— Start of Data listing —

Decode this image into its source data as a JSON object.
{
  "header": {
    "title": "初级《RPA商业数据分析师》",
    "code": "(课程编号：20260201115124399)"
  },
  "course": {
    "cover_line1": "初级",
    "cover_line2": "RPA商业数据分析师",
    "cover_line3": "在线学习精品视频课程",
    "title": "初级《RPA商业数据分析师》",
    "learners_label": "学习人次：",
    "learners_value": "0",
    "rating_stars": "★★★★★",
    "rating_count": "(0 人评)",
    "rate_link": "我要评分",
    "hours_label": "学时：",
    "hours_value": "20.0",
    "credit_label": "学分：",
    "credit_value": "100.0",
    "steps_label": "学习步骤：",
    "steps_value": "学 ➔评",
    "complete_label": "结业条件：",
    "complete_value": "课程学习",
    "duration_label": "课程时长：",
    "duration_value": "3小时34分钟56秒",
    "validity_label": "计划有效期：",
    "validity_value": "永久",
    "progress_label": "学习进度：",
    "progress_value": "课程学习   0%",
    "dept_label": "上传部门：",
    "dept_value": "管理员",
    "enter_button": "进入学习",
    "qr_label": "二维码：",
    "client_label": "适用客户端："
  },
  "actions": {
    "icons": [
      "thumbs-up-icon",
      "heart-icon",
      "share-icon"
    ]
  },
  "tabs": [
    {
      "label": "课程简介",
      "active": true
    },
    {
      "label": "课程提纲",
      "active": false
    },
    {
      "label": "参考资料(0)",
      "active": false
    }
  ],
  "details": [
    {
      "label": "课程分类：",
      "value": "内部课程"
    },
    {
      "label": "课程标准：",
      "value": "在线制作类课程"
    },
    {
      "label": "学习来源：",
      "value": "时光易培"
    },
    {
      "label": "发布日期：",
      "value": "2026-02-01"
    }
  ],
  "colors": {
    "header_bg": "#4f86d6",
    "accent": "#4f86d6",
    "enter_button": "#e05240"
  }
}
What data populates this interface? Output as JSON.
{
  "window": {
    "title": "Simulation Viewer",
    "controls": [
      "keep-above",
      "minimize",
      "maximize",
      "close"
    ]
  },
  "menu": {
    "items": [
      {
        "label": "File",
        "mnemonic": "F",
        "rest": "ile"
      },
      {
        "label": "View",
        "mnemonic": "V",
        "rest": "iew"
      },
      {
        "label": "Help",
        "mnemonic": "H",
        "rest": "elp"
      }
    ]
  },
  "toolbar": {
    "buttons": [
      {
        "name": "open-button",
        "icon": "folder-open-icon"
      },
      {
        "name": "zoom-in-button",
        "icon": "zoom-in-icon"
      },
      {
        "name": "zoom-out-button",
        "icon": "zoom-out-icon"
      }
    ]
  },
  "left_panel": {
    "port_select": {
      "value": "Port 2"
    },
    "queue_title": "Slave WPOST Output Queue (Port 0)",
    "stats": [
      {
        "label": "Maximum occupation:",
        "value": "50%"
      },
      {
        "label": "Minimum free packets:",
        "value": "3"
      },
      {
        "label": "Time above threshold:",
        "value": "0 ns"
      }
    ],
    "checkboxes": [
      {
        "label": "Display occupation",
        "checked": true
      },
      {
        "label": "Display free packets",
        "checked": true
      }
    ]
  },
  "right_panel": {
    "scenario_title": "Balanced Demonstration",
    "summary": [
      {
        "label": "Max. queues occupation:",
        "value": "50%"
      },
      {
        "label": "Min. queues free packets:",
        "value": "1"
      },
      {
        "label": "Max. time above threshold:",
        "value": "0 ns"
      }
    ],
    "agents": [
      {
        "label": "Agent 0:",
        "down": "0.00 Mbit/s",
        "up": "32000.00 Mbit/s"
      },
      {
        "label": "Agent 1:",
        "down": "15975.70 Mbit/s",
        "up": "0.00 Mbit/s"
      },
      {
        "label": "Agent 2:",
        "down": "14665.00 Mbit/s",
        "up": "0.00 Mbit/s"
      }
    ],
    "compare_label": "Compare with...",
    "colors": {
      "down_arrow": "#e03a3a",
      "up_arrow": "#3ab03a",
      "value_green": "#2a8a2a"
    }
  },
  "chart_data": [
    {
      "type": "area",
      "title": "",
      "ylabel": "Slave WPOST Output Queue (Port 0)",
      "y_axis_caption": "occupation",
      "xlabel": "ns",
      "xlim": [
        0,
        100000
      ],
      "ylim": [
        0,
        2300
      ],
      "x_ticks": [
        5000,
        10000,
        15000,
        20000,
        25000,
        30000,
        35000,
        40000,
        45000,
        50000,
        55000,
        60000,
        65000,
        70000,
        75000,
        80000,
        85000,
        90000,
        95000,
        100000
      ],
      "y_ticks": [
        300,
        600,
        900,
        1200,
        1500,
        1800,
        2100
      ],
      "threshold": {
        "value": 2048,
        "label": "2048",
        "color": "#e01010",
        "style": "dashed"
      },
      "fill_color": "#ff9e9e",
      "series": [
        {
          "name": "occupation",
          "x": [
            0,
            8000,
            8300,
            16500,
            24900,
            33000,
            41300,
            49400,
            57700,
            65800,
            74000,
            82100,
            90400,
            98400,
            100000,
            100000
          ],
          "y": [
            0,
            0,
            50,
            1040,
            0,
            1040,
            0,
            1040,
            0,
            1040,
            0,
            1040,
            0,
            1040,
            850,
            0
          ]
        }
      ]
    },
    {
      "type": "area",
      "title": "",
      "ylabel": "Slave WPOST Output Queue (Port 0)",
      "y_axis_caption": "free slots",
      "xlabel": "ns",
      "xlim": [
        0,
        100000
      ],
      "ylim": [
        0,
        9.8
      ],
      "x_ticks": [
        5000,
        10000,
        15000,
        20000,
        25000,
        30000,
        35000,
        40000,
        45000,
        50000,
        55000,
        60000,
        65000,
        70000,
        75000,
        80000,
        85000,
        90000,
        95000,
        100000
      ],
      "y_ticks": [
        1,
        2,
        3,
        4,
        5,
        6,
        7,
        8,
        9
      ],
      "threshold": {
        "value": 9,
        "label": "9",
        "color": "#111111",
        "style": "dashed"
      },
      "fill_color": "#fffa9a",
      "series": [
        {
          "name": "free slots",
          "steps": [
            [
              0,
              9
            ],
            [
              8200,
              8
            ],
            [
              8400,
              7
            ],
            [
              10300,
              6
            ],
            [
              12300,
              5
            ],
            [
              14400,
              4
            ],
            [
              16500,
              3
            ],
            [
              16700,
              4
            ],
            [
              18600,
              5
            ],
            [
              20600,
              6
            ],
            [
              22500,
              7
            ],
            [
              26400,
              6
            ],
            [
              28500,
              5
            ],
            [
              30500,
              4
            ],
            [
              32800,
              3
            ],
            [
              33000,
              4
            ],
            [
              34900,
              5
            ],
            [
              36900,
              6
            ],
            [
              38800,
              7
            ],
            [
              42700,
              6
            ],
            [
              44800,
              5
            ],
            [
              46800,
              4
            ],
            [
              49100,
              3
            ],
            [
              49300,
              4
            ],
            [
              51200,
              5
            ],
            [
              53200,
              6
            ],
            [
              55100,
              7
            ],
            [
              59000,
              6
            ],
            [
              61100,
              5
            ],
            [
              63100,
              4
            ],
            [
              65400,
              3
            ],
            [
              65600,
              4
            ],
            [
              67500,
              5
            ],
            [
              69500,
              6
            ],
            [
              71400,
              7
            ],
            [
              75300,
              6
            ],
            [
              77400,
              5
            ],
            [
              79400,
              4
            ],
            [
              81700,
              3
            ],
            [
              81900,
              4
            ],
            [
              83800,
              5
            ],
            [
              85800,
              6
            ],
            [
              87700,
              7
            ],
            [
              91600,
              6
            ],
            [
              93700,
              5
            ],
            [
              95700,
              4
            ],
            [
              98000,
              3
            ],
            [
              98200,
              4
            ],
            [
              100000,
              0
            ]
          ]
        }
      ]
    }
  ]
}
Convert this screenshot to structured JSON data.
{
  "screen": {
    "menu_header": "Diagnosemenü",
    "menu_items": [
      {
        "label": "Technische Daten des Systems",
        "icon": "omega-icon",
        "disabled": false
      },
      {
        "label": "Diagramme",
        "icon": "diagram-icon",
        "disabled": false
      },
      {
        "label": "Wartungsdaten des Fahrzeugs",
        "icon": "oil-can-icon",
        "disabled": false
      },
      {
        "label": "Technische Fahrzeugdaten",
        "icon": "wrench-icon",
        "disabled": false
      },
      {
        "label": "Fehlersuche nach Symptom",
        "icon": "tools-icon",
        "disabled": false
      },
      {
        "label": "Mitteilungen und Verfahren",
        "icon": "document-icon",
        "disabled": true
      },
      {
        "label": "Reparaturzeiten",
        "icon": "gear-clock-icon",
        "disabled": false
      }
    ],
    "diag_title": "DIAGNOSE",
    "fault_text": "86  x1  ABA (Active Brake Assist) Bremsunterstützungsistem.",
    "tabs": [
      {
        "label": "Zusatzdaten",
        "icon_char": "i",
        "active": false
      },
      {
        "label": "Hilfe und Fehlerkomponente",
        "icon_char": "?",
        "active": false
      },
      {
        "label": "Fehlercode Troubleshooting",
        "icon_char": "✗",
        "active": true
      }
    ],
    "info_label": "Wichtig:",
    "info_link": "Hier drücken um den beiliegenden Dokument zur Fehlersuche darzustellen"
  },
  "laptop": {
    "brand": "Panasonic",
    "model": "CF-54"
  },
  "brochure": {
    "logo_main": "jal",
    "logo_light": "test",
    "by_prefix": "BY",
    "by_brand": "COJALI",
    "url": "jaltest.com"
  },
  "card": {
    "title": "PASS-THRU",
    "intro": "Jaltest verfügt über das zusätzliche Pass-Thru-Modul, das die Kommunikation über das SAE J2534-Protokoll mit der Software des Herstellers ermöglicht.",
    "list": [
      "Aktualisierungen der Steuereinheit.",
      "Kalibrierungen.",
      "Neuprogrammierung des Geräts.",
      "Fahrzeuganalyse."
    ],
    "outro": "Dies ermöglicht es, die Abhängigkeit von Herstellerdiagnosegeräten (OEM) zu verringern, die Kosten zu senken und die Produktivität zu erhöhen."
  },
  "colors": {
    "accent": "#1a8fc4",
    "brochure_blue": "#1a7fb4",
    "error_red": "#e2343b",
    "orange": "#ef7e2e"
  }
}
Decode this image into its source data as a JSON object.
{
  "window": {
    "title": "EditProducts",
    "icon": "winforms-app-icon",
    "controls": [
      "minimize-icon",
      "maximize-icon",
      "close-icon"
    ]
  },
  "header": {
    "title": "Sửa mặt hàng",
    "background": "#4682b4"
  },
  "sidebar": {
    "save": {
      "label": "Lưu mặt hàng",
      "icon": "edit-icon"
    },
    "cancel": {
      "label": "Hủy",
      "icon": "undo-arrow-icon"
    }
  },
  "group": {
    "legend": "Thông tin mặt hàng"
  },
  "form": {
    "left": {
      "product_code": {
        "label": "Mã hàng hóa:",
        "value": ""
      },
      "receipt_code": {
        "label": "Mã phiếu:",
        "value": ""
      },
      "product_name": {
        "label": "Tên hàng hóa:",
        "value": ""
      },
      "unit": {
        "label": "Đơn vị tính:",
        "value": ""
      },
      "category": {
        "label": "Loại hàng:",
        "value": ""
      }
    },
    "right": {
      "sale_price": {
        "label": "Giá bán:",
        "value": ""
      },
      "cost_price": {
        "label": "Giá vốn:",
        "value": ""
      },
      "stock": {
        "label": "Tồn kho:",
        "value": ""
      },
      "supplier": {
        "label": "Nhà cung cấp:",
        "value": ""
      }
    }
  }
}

— End of Data listing —

Problem to work on
Collect the lines of the data that carry the word "JSON".

Task solution
Decode this image into its source data as a JSON object.
What data populates this interface? Output as JSON.
Convert this screenshot to structured JSON data.
Decode this image into its source data as a JSON object.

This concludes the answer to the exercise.